- RECORD SET
__________________________________________________
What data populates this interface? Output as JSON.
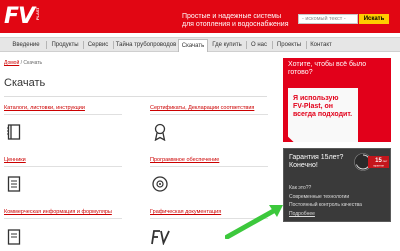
{
  "header": {
    "logo_text": "FV",
    "logo_sub": "PLAST",
    "tagline": "Простые и надежные системы для отопления и водоснабжения",
    "search_placeholder": "- искомый текст -",
    "search_button": "Искать",
    "accent_color": "#e10613"
  },
  "nav": {
    "items": [
      {
        "label": "Введение"
      },
      {
        "label": "Продукты"
      },
      {
        "label": "Сервис"
      },
      {
        "label": "Тайна трубопроводов"
      },
      {
        "label": "Скачать",
        "active": true
      },
      {
        "label": "Где купить"
      },
      {
        "label": "О нас"
      },
      {
        "label": "Проекты"
      },
      {
        "label": "Контакт"
      }
    ]
  },
  "breadcrumb": {
    "home": "Домой",
    "separator": "/",
    "current": "Скачать"
  },
  "page_title": "Скачать",
  "sections": [
    {
      "label": "Каталоги, листовки, инструкции",
      "icon": "book-icon"
    },
    {
      "label": "Сертификаты, Декларации соответствия",
      "icon": "award-ribbon-icon"
    },
    {
      "label": "Ценники",
      "icon": "price-list-icon"
    },
    {
      "label": "Программное обеспечение",
      "icon": "cd-disc-icon"
    },
    {
      "label": "Коммерческая информация и формуляры",
      "icon": "document-icon"
    },
    {
      "label": "Графическая документация",
      "icon": "fv-logo-icon"
    }
  ],
  "promo": {
    "question": "Хотите, чтобы всё было готово?",
    "answer_lines": [
      "Я использую",
      "FV-Plast, он",
      "всегда подходит."
    ]
  },
  "guarantee": {
    "title": "Гарантия 15лет? Конечно!",
    "badge_top": "15",
    "badge_unit": "лет",
    "badge_bottom": "гарантия",
    "question": "Как это??",
    "line1": "Современные технологии",
    "line2": "Постоянный контроль качества",
    "more_link": "Подробнее"
  },
  "annotation": {
    "arrow_color": "#3cc83c"
  }
}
__________________________________________________
Give the entries again without a single change, but with no pictures.

What data populates this interface? Output as JSON.
{
  "header": {
    "logo_text": "FV",
    "logo_sub": "PLAST",
    "tagline": "Простые и надежные системы для отопления и водоснабжения",
    "search_placeholder": "- искомый текст -",
    "search_button": "Искать",
    "accent_color": "#e10613"
  },
  "nav": {
    "items": [
      {
        "label": "Введение"
      },
      {
        "label": "Продукты"
      },
      {
        "label": "Сервис"
      },
      {
        "label": "Тайна трубопроводов"
      },
      {
        "label": "Скачать",
        "active": true
      },
      {
        "label": "Где купить"
      },
      {
        "label": "О нас"
      },
      {
        "label": "Проекты"
      },
      {
        "label": "Контакт"
      }
    ]
  },
  "breadcrumb": {
    "home": "Домой",
    "separator": "/",
    "current": "Скачать"
  },
  "page_title": "Скачать",
  "sections": [
    {
      "label": "Каталоги, листовки, инструкции",
      "icon": "book-icon"
    },
    {
      "label": "Сертификаты, Декларации соответствия",
      "icon": "award-ribbon-icon"
    },
    {
      "label": "Ценники",
      "icon": "price-list-icon"
    },
    {
      "label": "Программное обеспечение",
      "icon": "cd-disc-icon"
    },
    {
      "label": "Коммерческая информация и формуляры",
      "icon": "document-icon"
    },
    {
      "label": "Графическая документация",
      "icon": "fv-logo-icon"
    }
  ],
  "promo": {
    "question": "Хотите, чтобы всё было готово?",
    "answer_lines": [
      "Я использую",
      "FV-Plast, он",
      "всегда подходит."
    ]
  },
  "guarantee": {
    "title": "Гарантия 15лет? Конечно!",
    "badge_top": "15",
    "badge_unit": "лет",
    "badge_bottom": "гарантия",
    "question": "Как это??",
    "line1": "Современные технологии",
    "line2": "Постоянный контроль качества",
    "more_link": "Подробнее"
  },
  "annotation": {
    "arrow_color": "#3cc83c"
  }
}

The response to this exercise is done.